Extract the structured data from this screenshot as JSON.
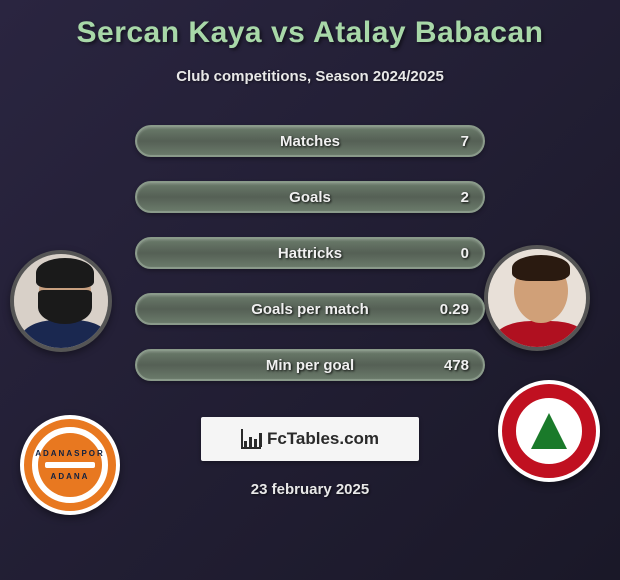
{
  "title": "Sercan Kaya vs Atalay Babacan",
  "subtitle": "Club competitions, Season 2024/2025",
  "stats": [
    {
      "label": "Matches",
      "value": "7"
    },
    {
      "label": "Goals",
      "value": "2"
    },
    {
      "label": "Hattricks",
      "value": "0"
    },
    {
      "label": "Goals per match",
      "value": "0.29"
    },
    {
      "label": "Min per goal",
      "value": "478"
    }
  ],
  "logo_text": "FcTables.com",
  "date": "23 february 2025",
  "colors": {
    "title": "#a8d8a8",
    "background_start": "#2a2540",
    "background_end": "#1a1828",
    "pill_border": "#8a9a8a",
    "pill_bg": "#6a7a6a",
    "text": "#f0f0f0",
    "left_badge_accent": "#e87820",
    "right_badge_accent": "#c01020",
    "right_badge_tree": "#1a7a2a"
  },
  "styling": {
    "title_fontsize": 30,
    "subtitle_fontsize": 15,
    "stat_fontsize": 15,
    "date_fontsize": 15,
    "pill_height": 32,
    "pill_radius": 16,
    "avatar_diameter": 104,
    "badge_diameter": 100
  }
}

- [Short task]: From the material above, reproduce everything verbatim except the pictures.

- [Result]:
Extract the structured data from this screenshot as JSON.
{
  "title": "Sercan Kaya vs Atalay Babacan",
  "subtitle": "Club competitions, Season 2024/2025",
  "stats": [
    {
      "label": "Matches",
      "value": "7"
    },
    {
      "label": "Goals",
      "value": "2"
    },
    {
      "label": "Hattricks",
      "value": "0"
    },
    {
      "label": "Goals per match",
      "value": "0.29"
    },
    {
      "label": "Min per goal",
      "value": "478"
    }
  ],
  "logo_text": "FcTables.com",
  "date": "23 february 2025",
  "colors": {
    "title": "#a8d8a8",
    "background_start": "#2a2540",
    "background_end": "#1a1828",
    "pill_border": "#8a9a8a",
    "pill_bg": "#6a7a6a",
    "text": "#f0f0f0",
    "left_badge_accent": "#e87820",
    "right_badge_accent": "#c01020",
    "right_badge_tree": "#1a7a2a"
  },
  "styling": {
    "title_fontsize": 30,
    "subtitle_fontsize": 15,
    "stat_fontsize": 15,
    "date_fontsize": 15,
    "pill_height": 32,
    "pill_radius": 16,
    "avatar_diameter": 104,
    "badge_diameter": 100
  }
}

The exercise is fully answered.